(Stored records)
════════════════════

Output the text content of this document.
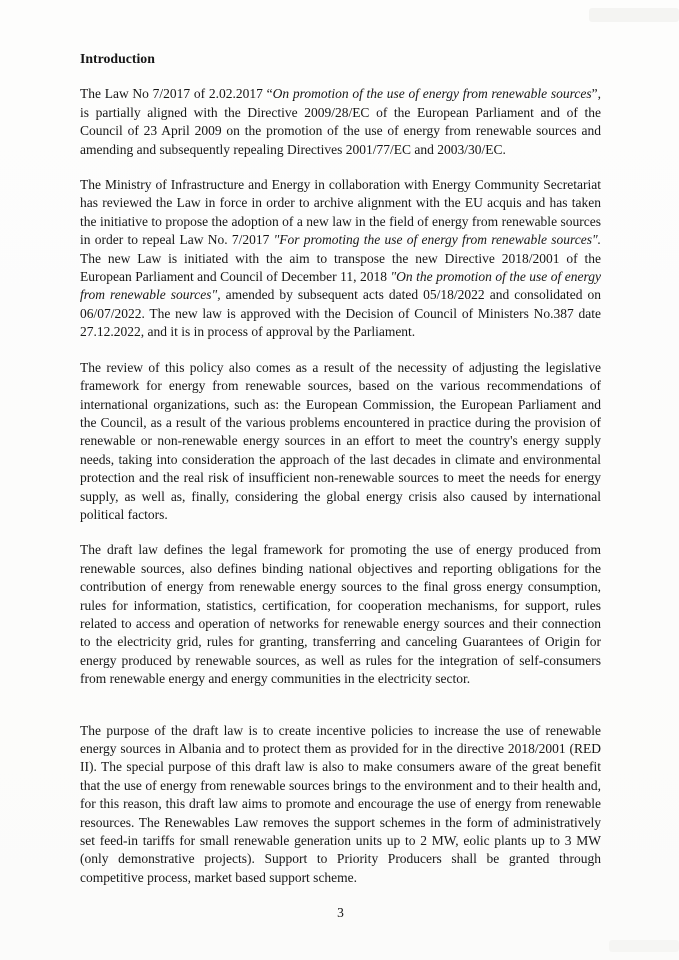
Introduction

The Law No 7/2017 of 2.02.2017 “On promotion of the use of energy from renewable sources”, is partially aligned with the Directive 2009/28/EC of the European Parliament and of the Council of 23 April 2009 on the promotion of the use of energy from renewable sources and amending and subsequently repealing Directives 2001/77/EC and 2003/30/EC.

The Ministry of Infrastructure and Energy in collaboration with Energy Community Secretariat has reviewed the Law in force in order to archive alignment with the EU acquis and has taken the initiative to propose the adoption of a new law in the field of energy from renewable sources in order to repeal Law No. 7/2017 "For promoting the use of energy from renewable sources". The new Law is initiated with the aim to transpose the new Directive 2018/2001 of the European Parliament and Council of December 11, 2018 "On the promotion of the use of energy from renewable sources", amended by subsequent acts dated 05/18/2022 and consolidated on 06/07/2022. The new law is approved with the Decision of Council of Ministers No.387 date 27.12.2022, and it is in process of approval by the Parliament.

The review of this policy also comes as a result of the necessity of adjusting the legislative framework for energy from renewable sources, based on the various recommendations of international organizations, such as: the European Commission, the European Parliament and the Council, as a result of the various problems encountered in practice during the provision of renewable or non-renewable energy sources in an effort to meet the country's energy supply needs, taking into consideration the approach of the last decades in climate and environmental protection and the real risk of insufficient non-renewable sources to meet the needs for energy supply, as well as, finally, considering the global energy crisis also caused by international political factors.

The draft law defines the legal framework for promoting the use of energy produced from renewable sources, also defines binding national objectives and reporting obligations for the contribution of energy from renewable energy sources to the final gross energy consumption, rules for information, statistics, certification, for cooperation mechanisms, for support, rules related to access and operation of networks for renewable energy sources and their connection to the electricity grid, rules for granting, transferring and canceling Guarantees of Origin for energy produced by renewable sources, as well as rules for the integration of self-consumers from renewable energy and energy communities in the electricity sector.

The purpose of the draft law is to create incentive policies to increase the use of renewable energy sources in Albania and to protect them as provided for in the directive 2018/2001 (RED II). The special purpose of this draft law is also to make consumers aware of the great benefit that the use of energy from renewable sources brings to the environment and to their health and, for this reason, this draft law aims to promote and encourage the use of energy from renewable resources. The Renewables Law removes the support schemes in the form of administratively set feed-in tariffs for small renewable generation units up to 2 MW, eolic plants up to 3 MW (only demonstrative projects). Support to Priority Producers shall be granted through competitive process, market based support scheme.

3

════════════════════

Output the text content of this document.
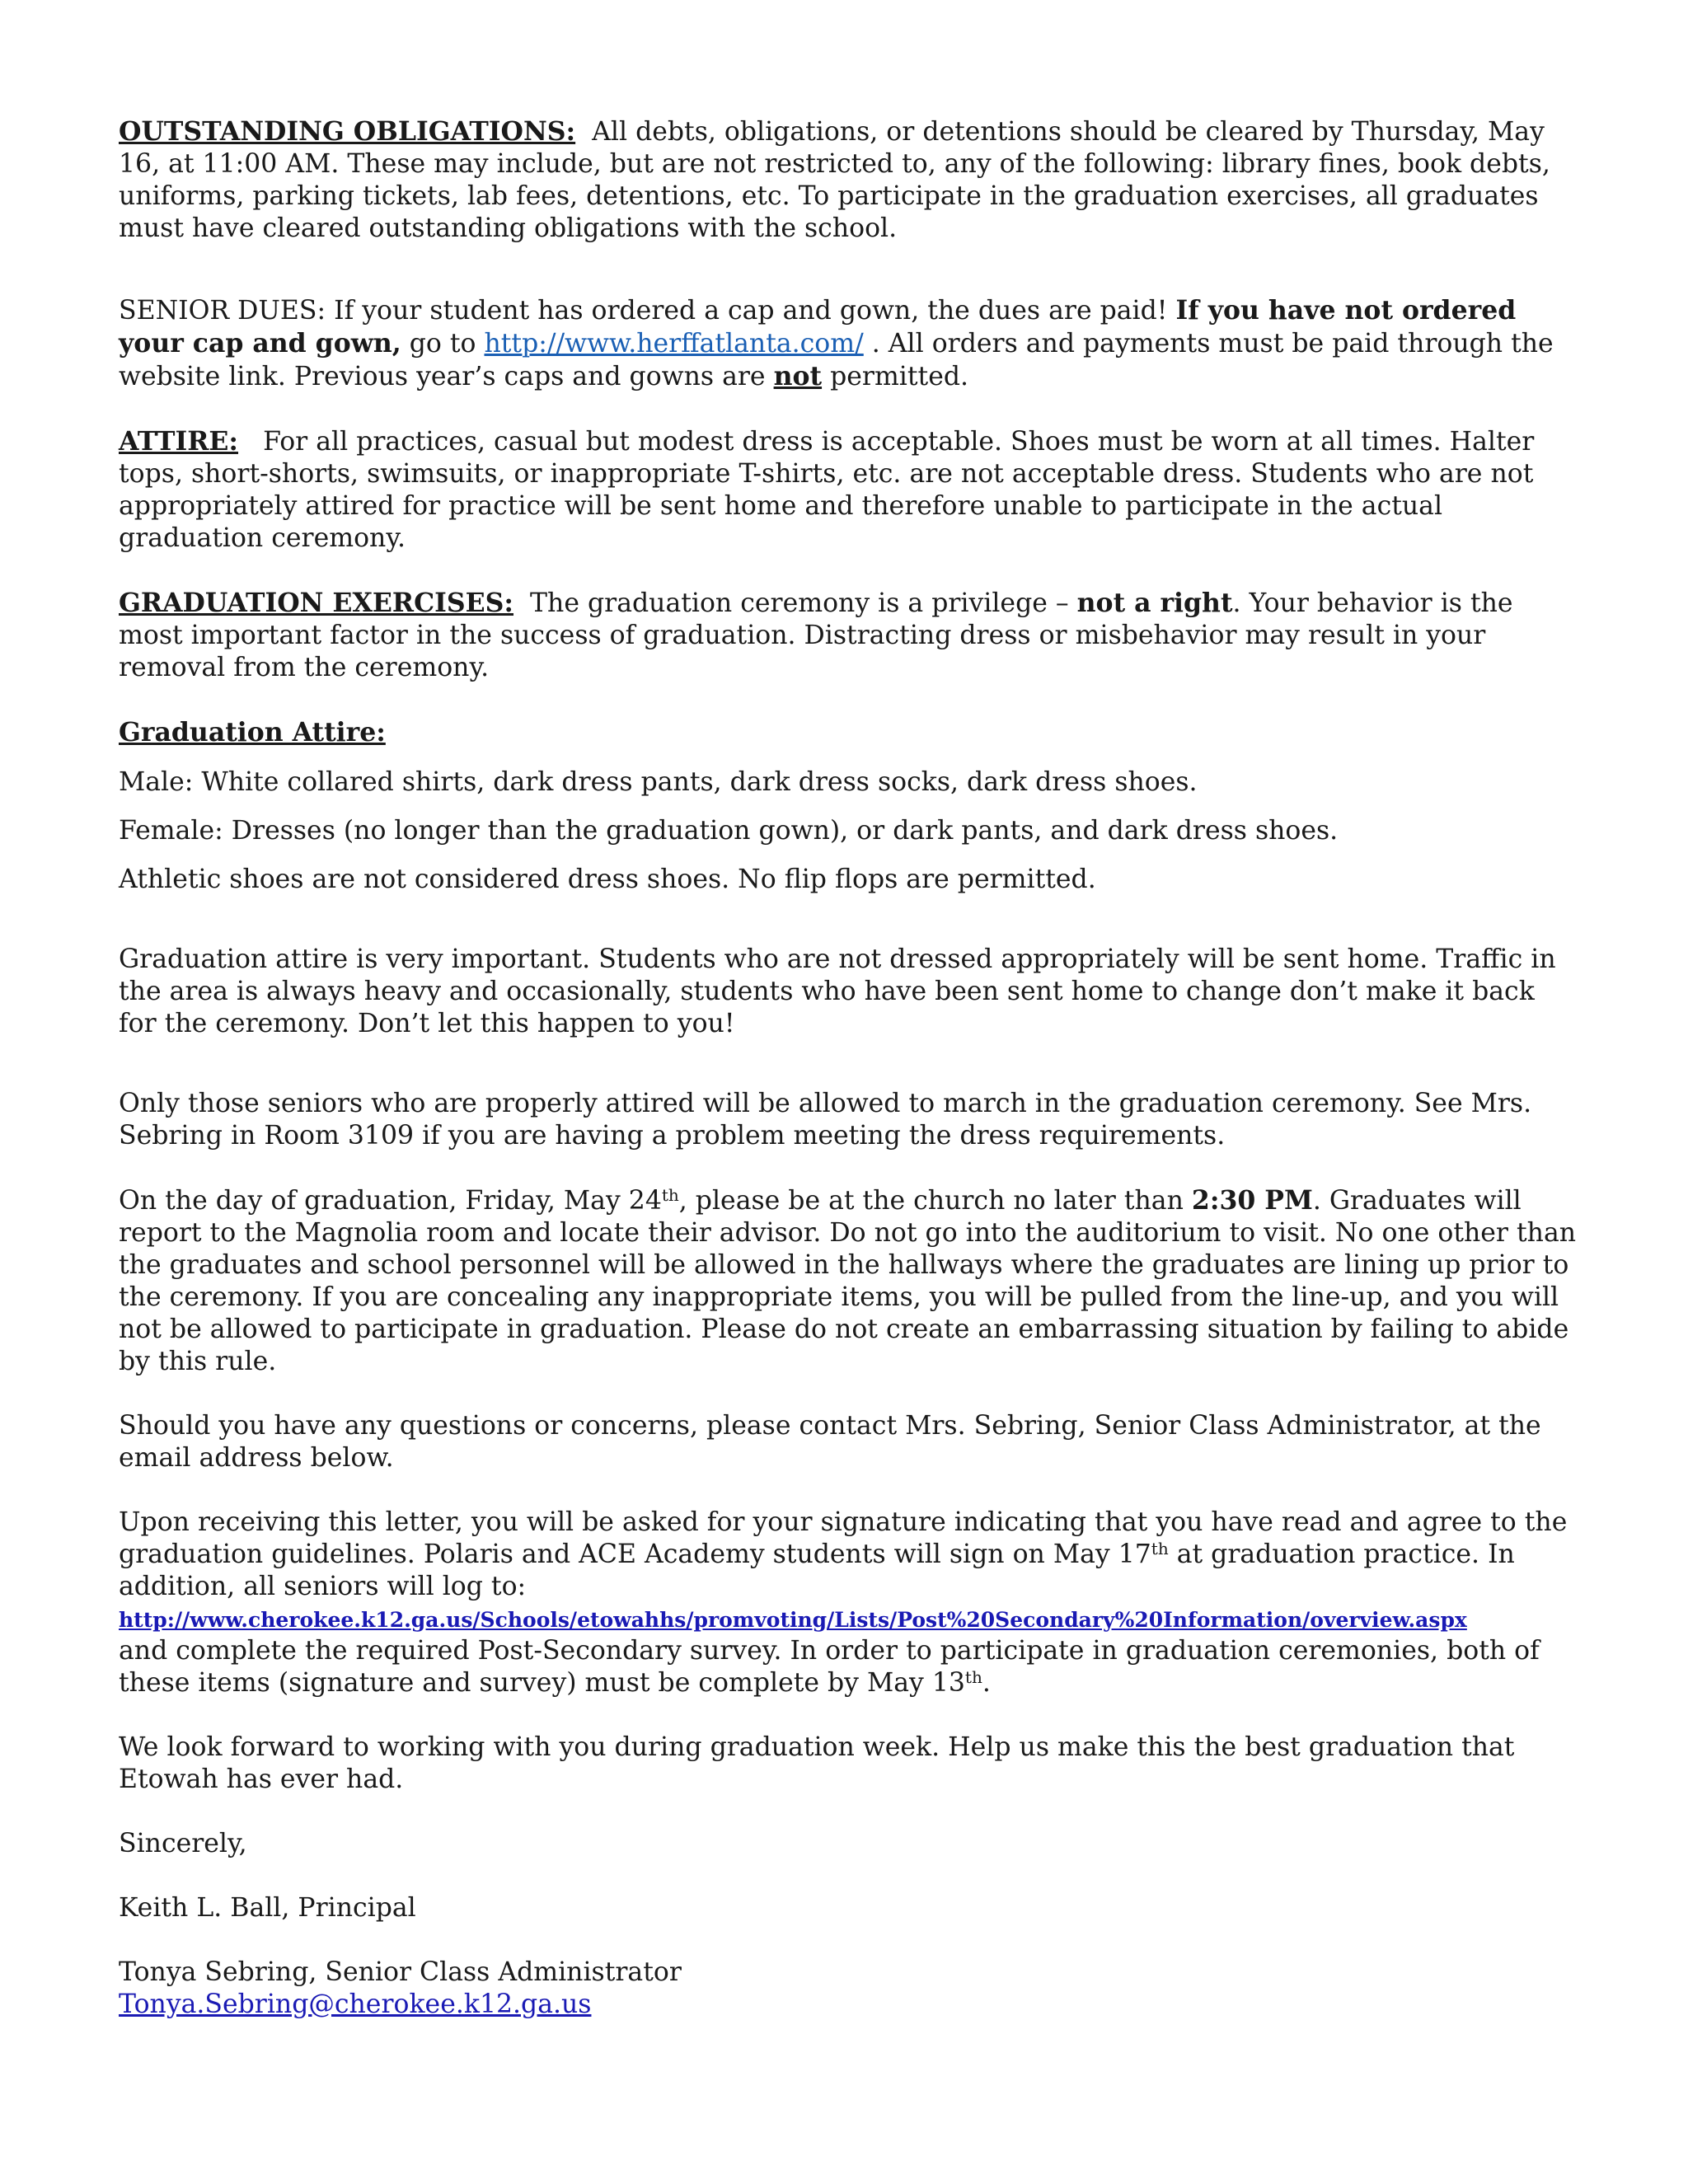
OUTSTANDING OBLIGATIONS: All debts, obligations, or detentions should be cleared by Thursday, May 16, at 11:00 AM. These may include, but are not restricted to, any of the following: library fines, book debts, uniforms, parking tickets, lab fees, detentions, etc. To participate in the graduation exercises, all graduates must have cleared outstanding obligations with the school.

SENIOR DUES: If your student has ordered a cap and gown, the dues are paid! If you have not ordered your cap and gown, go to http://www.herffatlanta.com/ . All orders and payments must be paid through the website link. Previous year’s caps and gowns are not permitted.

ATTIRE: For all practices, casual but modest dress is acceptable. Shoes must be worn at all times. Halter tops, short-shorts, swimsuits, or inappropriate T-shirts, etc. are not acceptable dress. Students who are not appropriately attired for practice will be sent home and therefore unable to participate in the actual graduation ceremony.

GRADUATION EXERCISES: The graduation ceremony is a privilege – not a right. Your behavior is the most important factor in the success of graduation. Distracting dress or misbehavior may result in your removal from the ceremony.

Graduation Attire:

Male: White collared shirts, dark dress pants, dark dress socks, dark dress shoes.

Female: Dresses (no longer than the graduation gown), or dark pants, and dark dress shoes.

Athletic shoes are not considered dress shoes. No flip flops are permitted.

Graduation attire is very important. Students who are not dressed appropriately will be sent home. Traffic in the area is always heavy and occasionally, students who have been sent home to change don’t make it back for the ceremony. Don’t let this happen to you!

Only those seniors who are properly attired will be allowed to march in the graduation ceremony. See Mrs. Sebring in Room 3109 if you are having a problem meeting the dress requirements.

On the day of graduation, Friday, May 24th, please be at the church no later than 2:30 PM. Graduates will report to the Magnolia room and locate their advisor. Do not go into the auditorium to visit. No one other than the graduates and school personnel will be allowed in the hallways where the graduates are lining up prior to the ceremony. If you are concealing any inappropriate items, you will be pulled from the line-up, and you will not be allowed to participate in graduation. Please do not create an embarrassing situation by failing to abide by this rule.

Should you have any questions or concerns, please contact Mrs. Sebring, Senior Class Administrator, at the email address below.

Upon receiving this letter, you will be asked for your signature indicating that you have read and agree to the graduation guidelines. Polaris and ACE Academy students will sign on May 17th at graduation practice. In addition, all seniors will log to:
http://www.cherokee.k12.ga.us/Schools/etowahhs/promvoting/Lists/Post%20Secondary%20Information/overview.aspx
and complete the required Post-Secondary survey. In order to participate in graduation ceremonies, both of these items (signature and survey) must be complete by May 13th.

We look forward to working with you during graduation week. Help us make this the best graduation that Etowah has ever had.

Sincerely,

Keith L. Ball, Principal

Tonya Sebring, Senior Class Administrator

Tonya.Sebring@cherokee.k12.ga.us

════════════════════

To do ▸
Copy all lines from the material that contain "Class".

Exercise solution ▸
Should you have any questions or concerns, please contact Mrs. Sebring, Senior Class Administrator, at the email address below.
Tonya Sebring, Senior Class Administrator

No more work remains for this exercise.